Records:
++++++
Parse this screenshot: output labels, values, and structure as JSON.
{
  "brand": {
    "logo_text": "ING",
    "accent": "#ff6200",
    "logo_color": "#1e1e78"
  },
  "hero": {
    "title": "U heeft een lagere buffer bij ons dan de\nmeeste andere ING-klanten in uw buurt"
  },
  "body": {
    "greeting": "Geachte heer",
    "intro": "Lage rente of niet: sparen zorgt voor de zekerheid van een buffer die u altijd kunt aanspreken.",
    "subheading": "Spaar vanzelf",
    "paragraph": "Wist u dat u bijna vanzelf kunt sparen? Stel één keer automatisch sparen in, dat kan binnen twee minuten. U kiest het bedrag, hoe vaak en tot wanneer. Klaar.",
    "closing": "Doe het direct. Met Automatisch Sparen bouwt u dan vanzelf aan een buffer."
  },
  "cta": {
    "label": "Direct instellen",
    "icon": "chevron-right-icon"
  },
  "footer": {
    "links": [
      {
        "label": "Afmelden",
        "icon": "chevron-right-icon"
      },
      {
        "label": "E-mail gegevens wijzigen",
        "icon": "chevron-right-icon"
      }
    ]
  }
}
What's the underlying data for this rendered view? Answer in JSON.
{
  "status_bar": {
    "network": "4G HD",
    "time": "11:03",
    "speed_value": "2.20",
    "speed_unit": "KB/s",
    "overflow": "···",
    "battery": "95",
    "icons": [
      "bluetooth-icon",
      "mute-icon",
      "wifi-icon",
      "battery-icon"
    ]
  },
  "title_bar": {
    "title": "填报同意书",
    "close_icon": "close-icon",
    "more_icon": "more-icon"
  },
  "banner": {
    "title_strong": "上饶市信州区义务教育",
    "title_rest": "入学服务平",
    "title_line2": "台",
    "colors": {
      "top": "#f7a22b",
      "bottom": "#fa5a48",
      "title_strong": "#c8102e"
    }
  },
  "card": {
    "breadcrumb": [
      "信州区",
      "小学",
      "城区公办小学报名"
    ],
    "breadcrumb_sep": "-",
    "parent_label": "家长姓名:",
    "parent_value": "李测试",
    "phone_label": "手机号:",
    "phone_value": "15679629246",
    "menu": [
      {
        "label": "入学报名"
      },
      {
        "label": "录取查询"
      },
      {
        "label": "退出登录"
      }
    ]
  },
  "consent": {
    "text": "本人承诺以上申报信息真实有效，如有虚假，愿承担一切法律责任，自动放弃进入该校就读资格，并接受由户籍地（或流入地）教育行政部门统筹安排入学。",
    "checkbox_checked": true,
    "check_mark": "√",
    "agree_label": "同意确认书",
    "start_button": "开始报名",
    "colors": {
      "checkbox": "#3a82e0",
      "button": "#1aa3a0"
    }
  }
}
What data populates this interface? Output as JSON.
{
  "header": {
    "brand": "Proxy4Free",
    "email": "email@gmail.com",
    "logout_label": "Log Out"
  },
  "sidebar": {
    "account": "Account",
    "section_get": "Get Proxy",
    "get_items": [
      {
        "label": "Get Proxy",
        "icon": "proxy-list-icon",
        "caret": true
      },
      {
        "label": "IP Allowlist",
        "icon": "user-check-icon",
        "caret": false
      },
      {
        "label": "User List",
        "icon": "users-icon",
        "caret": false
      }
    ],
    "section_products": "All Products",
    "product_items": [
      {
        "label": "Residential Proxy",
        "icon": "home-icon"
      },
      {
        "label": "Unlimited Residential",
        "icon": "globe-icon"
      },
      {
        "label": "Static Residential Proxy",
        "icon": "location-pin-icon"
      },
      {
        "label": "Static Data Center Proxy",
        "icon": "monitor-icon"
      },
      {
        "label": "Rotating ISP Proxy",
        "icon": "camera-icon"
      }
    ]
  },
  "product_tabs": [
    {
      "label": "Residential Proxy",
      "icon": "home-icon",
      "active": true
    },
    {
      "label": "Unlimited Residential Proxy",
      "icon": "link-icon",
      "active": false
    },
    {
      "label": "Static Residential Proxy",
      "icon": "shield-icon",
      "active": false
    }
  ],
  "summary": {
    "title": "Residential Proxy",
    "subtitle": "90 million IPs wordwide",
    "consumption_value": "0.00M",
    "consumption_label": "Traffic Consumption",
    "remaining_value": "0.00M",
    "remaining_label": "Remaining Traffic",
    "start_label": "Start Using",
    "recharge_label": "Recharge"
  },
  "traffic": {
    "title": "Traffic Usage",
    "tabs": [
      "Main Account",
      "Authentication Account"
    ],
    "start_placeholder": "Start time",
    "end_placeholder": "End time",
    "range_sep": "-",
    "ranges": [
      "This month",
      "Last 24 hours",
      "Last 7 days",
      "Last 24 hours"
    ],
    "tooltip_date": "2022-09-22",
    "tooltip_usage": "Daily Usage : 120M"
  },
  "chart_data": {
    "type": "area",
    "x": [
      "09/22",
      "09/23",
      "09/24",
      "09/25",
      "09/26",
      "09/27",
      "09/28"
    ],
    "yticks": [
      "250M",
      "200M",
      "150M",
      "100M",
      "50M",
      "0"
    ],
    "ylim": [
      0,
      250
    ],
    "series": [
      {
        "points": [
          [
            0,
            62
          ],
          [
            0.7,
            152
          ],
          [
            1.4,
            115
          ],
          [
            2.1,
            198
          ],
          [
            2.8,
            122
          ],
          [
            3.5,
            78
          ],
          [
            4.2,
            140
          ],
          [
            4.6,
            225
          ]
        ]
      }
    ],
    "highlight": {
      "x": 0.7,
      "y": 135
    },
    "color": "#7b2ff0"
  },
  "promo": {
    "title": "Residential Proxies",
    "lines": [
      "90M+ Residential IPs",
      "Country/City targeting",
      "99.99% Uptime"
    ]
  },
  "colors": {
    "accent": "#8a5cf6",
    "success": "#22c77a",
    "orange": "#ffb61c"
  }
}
++++++
What the task requires: Write out the full listing exactly as given.

Output:
Parse this screenshot: output labels, values, and structure as JSON.
{
  "brand": {
    "logo_text": "ING",
    "accent": "#ff6200",
    "logo_color": "#1e1e78"
  },
  "hero": {
    "title": "U heeft een lagere buffer bij ons dan de\nmeeste andere ING-klanten in uw buurt"
  },
  "body": {
    "greeting": "Geachte heer",
    "intro": "Lage rente of niet: sparen zorgt voor de zekerheid van een buffer die u altijd kunt aanspreken.",
    "subheading": "Spaar vanzelf",
    "paragraph": "Wist u dat u bijna vanzelf kunt sparen? Stel één keer automatisch sparen in, dat kan binnen twee minuten. U kiest het bedrag, hoe vaak en tot wanneer. Klaar.",
    "closing": "Doe het direct. Met Automatisch Sparen bouwt u dan vanzelf aan een buffer."
  },
  "cta": {
    "label": "Direct instellen",
    "icon": "chevron-right-icon"
  },
  "footer": {
    "links": [
      {
        "label": "Afmelden",
        "icon": "chevron-right-icon"
      },
      {
        "label": "E-mail gegevens wijzigen",
        "icon": "chevron-right-icon"
      }
    ]
  }
}
What's the underlying data for this rendered view? Answer in JSON.
{
  "status_bar": {
    "network": "4G HD",
    "time": "11:03",
    "speed_value": "2.20",
    "speed_unit": "KB/s",
    "overflow": "···",
    "battery": "95",
    "icons": [
      "bluetooth-icon",
      "mute-icon",
      "wifi-icon",
      "battery-icon"
    ]
  },
  "title_bar": {
    "title": "填报同意书",
    "close_icon": "close-icon",
    "more_icon": "more-icon"
  },
  "banner": {
    "title_strong": "上饶市信州区义务教育",
    "title_rest": "入学服务平",
    "title_line2": "台",
    "colors": {
      "top": "#f7a22b",
      "bottom": "#fa5a48",
      "title_strong": "#c8102e"
    }
  },
  "card": {
    "breadcrumb": [
      "信州区",
      "小学",
      "城区公办小学报名"
    ],
    "breadcrumb_sep": "-",
    "parent_label": "家长姓名:",
    "parent_value": "李测试",
    "phone_label": "手机号:",
    "phone_value": "15679629246",
    "menu": [
      {
        "label": "入学报名"
      },
      {
        "label": "录取查询"
      },
      {
        "label": "退出登录"
      }
    ]
  },
  "consent": {
    "text": "本人承诺以上申报信息真实有效，如有虚假，愿承担一切法律责任，自动放弃进入该校就读资格，并接受由户籍地（或流入地）教育行政部门统筹安排入学。",
    "checkbox_checked": true,
    "check_mark": "√",
    "agree_label": "同意确认书",
    "start_button": "开始报名",
    "colors": {
      "checkbox": "#3a82e0",
      "button": "#1aa3a0"
    }
  }
}
What data populates this interface? Output as JSON.
{
  "header": {
    "brand": "Proxy4Free",
    "email": "email@gmail.com",
    "logout_label": "Log Out"
  },
  "sidebar": {
    "account": "Account",
    "section_get": "Get Proxy",
    "get_items": [
      {
        "label": "Get Proxy",
        "icon": "proxy-list-icon",
        "caret": true
      },
      {
        "label": "IP Allowlist",
        "icon": "user-check-icon",
        "caret": false
      },
      {
        "label": "User List",
        "icon": "users-icon",
        "caret": false
      }
    ],
    "section_products": "All Products",
    "product_items": [
      {
        "label": "Residential Proxy",
        "icon": "home-icon"
      },
      {
        "label": "Unlimited Residential",
        "icon": "globe-icon"
      },
      {
        "label": "Static Residential Proxy",
        "icon": "location-pin-icon"
      },
      {
        "label": "Static Data Center Proxy",
        "icon": "monitor-icon"
      },
      {
        "label": "Rotating ISP Proxy",
        "icon": "camera-icon"
      }
    ]
  },
  "product_tabs": [
    {
      "label": "Residential Proxy",
      "icon": "home-icon",
      "active": true
    },
    {
      "label": "Unlimited Residential Proxy",
      "icon": "link-icon",
      "active": false
    },
    {
      "label": "Static Residential Proxy",
      "icon": "shield-icon",
      "active": false
    }
  ],
  "summary": {
    "title": "Residential Proxy",
    "subtitle": "90 million IPs wordwide",
    "consumption_value": "0.00M",
    "consumption_label": "Traffic Consumption",
    "remaining_value": "0.00M",
    "remaining_label": "Remaining Traffic",
    "start_label": "Start Using",
    "recharge_label": "Recharge"
  },
  "traffic": {
    "title": "Traffic Usage",
    "tabs": [
      "Main Account",
      "Authentication Account"
    ],
    "start_placeholder": "Start time",
    "end_placeholder": "End time",
    "range_sep": "-",
    "ranges": [
      "This month",
      "Last 24 hours",
      "Last 7 days",
      "Last 24 hours"
    ],
    "tooltip_date": "2022-09-22",
    "tooltip_usage": "Daily Usage : 120M"
  },
  "chart_data": {
    "type": "area",
    "x": [
      "09/22",
      "09/23",
      "09/24",
      "09/25",
      "09/26",
      "09/27",
      "09/28"
    ],
    "yticks": [
      "250M",
      "200M",
      "150M",
      "100M",
      "50M",
      "0"
    ],
    "ylim": [
      0,
      250
    ],
    "series": [
      {
        "points": [
          [
            0,
            62
          ],
          [
            0.7,
            152
          ],
          [
            1.4,
            115
          ],
          [
            2.1,
            198
          ],
          [
            2.8,
            122
          ],
          [
            3.5,
            78
          ],
          [
            4.2,
            140
          ],
          [
            4.6,
            225
          ]
        ]
      }
    ],
    "highlight": {
      "x": 0.7,
      "y": 135
    },
    "color": "#7b2ff0"
  },
  "promo": {
    "title": "Residential Proxies",
    "lines": [
      "90M+ Residential IPs",
      "Country/City targeting",
      "99.99% Uptime"
    ]
  },
  "colors": {
    "accent": "#8a5cf6",
    "success": "#22c77a",
    "orange": "#ffb61c"
  }
}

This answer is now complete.